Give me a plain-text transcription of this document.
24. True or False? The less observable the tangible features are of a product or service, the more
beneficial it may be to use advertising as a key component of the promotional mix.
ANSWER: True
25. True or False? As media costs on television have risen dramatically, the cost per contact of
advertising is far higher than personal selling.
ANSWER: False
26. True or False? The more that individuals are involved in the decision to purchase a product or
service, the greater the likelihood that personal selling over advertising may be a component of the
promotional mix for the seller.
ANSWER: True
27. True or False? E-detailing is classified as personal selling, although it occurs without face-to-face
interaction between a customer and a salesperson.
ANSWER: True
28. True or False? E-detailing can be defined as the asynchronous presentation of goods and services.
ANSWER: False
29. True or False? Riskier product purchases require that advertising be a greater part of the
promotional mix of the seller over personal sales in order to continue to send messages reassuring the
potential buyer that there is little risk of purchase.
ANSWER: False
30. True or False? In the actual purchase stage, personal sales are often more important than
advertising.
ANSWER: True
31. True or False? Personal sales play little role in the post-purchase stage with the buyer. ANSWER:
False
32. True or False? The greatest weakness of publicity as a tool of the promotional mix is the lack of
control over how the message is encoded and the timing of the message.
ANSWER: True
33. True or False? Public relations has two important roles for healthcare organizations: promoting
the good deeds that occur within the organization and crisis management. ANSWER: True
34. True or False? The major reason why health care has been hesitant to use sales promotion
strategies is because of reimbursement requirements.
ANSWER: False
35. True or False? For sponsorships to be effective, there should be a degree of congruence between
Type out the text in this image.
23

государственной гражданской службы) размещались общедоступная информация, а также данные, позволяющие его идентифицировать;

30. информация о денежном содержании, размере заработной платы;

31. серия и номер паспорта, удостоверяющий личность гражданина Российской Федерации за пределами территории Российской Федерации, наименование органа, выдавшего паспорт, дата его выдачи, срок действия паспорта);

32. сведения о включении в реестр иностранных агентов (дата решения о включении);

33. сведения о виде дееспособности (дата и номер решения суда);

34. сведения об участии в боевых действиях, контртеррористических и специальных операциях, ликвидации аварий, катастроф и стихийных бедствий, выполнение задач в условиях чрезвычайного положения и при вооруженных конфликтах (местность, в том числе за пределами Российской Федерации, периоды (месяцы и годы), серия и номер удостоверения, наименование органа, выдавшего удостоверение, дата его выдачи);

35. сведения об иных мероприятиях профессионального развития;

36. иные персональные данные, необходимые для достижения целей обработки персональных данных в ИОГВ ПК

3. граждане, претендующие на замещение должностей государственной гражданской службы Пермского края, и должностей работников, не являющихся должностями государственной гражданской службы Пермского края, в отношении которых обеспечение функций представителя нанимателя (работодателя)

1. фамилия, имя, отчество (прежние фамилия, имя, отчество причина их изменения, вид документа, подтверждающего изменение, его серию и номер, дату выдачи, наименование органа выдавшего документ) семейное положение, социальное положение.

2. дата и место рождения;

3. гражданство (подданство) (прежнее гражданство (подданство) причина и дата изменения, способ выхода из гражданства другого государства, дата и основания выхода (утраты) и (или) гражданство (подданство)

AIM = Reproduce the full listing above, character for character.

TASK RESPONSE =
Give me a plain-text transcription of this document.
24. True or False? The less observable the tangible features are of a product or service, the more
beneficial it may be to use advertising as a key component of the promotional mix.
ANSWER: True
25. True or False? As media costs on television have risen dramatically, the cost per contact of
advertising is far higher than personal selling.
ANSWER: False
26. True or False? The more that individuals are involved in the decision to purchase a product or
service, the greater the likelihood that personal selling over advertising may be a component of the
promotional mix for the seller.
ANSWER: True
27. True or False? E-detailing is classified as personal selling, although it occurs without face-to-face
interaction between a customer and a salesperson.
ANSWER: True
28. True or False? E-detailing can be defined as the asynchronous presentation of goods and services.
ANSWER: False
29. True or False? Riskier product purchases require that advertising be a greater part of the
promotional mix of the seller over personal sales in order to continue to send messages reassuring the
potential buyer that there is little risk of purchase.
ANSWER: False
30. True or False? In the actual purchase stage, personal sales are often more important than
advertising.
ANSWER: True
31. True or False? Personal sales play little role in the post-purchase stage with the buyer. ANSWER:
False
32. True or False? The greatest weakness of publicity as a tool of the promotional mix is the lack of
control over how the message is encoded and the timing of the message.
ANSWER: True
33. True or False? Public relations has two important roles for healthcare organizations: promoting
the good deeds that occur within the organization and crisis management. ANSWER: True
34. True or False? The major reason why health care has been hesitant to use sales promotion
strategies is because of reimbursement requirements.
ANSWER: False
35. True or False? For sponsorships to be effective, there should be a degree of congruence between
Type out the text in this image.
23

государственной гражданской службы) размещались общедоступная информация, а также данные, позволяющие его идентифицировать;

30. информация о денежном содержании, размере заработной платы;

31. серия и номер паспорта, удостоверяющий личность гражданина Российской Федерации за пределами территории Российской Федерации, наименование органа, выдавшего паспорт, дата его выдачи, срок действия паспорта);

32. сведения о включении в реестр иностранных агентов (дата решения о включении);

33. сведения о виде дееспособности (дата и номер решения суда);

34. сведения об участии в боевых действиях, контртеррористических и специальных операциях, ликвидации аварий, катастроф и стихийных бедствий, выполнение задач в условиях чрезвычайного положения и при вооруженных конфликтах (местность, в том числе за пределами Российской Федерации, периоды (месяцы и годы), серия и номер удостоверения, наименование органа, выдавшего удостоверение, дата его выдачи);

35. сведения об иных мероприятиях профессионального развития;

36. иные персональные данные, необходимые для достижения целей обработки персональных данных в ИОГВ ПК

3. граждане, претендующие на замещение должностей государственной гражданской службы Пермского края, и должностей работников, не являющихся должностями государственной гражданской службы Пермского края, в отношении которых обеспечение функций представителя нанимателя (работодателя)

1. фамилия, имя, отчество (прежние фамилия, имя, отчество причина их изменения, вид документа, подтверждающего изменение, его серию и номер, дату выдачи, наименование органа выдавшего документ) семейное положение, социальное положение.

2. дата и место рождения;

3. гражданство (подданство) (прежнее гражданство (подданство) причина и дата изменения, способ выхода из гражданства другого государства, дата и основания выхода (утраты) и (или) гражданство (подданство)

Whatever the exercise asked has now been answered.